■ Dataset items
====================
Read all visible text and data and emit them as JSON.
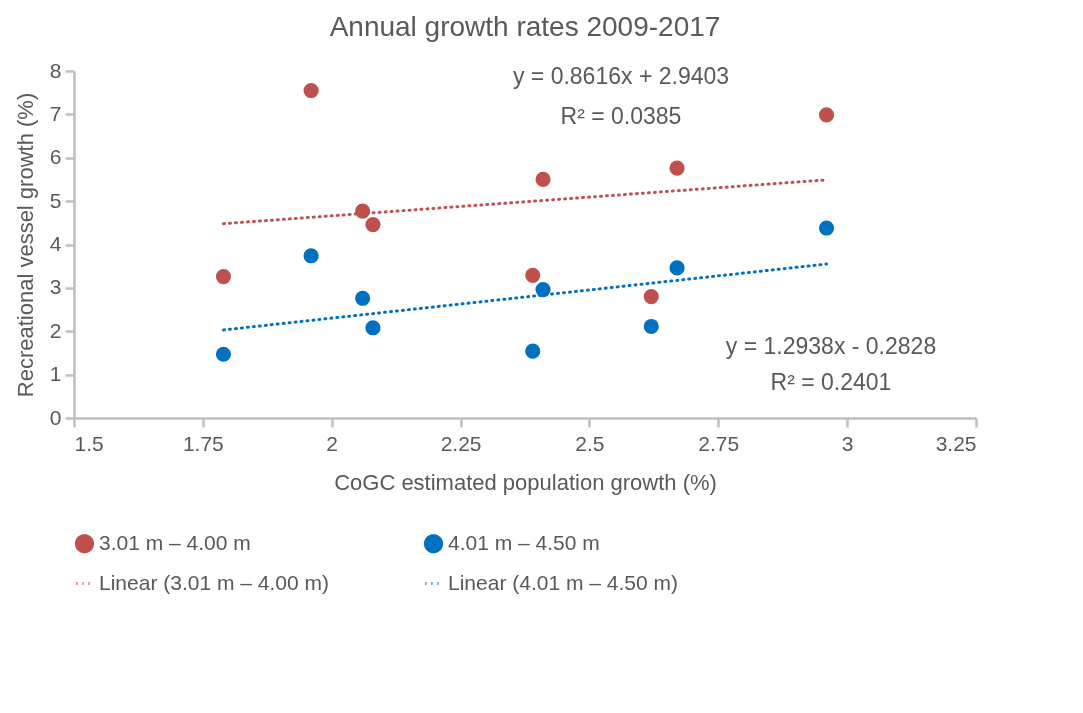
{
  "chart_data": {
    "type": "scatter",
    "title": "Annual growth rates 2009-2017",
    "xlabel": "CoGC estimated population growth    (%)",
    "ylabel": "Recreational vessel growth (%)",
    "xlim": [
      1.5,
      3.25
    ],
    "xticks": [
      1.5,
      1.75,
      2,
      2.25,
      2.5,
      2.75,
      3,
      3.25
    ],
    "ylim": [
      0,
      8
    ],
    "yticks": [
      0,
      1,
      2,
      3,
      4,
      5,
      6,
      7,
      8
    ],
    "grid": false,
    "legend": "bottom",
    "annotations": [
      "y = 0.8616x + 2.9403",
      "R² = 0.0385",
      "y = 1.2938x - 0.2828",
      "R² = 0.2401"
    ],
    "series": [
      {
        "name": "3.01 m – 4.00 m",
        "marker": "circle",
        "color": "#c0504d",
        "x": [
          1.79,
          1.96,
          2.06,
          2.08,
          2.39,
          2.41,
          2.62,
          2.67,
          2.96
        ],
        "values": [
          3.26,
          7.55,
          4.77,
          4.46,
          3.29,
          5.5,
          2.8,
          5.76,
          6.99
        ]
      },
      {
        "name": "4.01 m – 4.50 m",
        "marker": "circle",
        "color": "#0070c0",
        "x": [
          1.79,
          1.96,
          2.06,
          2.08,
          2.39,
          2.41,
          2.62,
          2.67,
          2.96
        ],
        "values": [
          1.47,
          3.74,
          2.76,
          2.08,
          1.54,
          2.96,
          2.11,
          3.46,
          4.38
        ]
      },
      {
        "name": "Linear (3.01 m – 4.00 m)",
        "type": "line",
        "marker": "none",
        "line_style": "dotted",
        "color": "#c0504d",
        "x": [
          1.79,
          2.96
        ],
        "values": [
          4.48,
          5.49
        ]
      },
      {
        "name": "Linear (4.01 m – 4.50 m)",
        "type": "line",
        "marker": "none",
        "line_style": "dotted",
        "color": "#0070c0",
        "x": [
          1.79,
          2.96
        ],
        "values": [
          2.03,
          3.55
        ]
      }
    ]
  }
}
====================
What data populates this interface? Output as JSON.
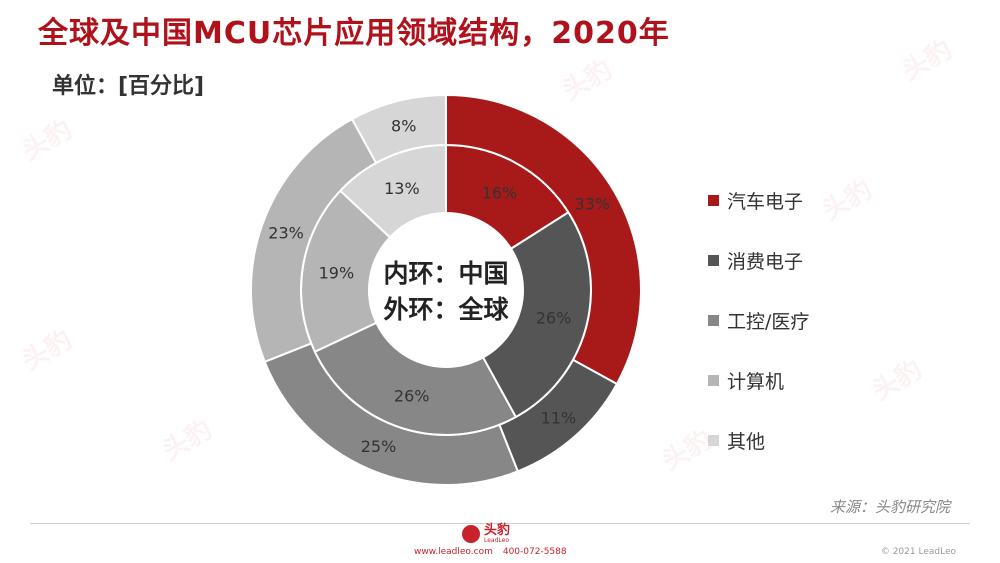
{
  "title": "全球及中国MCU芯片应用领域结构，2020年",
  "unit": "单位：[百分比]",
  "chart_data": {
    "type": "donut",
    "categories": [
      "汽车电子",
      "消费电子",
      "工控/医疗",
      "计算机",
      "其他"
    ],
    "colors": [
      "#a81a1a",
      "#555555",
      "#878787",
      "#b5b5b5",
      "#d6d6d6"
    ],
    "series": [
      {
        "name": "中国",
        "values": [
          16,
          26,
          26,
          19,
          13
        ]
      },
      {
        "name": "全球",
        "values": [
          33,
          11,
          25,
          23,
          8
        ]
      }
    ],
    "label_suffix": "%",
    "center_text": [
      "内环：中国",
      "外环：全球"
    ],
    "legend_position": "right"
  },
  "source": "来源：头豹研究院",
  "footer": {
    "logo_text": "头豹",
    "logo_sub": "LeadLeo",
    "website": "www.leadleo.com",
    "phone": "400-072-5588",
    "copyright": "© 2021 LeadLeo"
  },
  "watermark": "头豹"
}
====================
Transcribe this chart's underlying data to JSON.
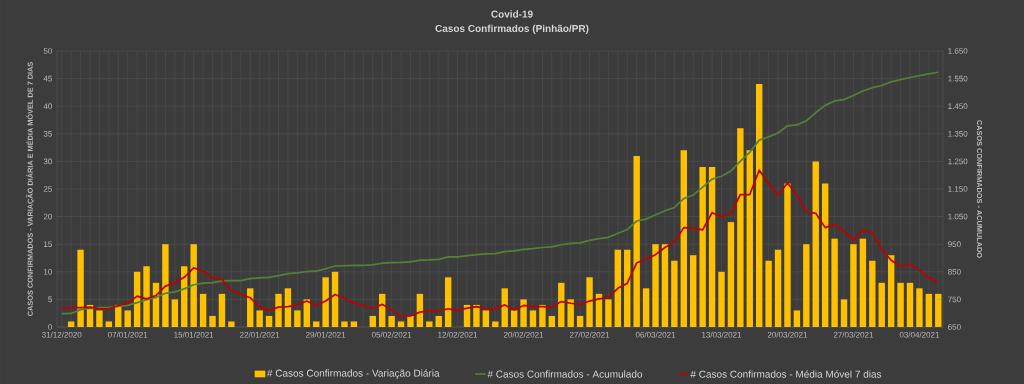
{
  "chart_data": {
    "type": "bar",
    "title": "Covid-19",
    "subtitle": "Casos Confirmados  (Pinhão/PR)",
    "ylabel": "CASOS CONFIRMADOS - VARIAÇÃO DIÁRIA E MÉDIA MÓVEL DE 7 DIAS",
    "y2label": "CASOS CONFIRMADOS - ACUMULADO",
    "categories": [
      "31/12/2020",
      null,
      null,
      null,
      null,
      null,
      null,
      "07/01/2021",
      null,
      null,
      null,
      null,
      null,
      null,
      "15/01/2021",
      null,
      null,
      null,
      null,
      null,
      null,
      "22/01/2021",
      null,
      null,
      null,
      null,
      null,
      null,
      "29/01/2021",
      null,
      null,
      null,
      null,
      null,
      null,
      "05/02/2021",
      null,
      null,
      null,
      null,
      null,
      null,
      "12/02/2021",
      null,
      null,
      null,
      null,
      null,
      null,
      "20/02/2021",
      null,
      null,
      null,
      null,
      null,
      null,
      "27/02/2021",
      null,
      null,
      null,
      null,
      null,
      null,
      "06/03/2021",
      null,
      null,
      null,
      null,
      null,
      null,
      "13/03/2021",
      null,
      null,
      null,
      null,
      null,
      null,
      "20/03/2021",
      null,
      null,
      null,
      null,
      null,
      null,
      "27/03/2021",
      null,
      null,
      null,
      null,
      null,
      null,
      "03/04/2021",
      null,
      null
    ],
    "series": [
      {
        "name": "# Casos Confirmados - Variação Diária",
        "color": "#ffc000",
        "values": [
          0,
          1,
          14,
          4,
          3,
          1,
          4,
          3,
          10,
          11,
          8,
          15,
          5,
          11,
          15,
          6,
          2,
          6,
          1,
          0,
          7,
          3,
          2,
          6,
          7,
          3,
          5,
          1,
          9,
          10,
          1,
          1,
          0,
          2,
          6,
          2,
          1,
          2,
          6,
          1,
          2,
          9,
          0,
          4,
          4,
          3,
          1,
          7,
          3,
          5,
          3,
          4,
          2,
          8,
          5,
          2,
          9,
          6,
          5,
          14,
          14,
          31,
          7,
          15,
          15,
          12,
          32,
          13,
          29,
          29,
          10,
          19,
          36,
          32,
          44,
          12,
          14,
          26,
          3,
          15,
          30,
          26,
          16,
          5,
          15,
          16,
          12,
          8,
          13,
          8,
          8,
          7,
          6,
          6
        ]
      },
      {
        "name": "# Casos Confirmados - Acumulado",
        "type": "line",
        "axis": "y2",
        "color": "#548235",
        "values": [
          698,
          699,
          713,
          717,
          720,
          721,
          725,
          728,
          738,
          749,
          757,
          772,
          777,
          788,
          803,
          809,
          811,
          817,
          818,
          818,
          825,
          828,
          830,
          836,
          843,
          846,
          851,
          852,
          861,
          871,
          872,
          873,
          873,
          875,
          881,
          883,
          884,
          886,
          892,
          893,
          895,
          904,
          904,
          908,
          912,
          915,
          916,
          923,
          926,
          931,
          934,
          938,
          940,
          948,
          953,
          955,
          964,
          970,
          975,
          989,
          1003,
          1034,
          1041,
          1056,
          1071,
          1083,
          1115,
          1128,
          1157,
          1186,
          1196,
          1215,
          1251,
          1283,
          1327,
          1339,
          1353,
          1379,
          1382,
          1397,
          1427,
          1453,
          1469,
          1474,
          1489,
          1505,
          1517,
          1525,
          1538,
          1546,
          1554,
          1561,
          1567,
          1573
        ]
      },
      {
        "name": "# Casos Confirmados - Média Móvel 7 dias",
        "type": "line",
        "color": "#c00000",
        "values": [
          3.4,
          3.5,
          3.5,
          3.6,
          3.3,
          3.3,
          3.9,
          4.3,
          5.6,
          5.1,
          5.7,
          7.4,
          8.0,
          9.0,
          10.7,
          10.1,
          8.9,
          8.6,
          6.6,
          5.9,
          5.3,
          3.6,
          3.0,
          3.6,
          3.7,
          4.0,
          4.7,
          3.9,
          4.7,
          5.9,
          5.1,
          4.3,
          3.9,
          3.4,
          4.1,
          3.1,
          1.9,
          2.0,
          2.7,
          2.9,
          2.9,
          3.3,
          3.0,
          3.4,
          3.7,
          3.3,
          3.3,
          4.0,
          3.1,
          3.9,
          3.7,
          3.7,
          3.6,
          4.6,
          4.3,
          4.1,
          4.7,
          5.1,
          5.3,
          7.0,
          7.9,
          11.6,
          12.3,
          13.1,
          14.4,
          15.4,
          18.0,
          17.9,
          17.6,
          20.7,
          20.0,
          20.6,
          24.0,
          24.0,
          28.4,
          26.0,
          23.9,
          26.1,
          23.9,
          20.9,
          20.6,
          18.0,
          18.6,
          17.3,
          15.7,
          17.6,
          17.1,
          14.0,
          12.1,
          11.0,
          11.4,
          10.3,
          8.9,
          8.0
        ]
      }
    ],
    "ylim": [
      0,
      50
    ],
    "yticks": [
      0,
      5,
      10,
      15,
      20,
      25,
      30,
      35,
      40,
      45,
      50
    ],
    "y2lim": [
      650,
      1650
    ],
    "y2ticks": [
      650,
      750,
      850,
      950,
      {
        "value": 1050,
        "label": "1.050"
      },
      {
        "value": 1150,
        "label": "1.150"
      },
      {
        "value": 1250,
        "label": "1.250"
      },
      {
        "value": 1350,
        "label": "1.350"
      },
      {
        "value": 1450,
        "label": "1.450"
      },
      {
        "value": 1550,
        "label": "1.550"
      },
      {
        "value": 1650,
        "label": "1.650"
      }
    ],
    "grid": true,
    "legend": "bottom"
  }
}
====================
■ PROBLEM TO SOLVE
Scan the entries above for the word "name" and collect each line holding it.

■ SOLUTION TO THE PROBLEM
        "name": "3.01 m – 4.00 m",
        "name": "4.01 m – 4.50 m",
        "name": "Linear (3.01 m – 4.00 m)",
        "name": "Linear (4.01 m – 4.50 m)",
        "name": "中国",
        "name": "全球",
        "name": "# Casos Confirmados - Variação Diária",
        "name": "# Casos Confirmados - Acumulado",
        "name": "# Casos Confirmados - Média Móvel 7 dias",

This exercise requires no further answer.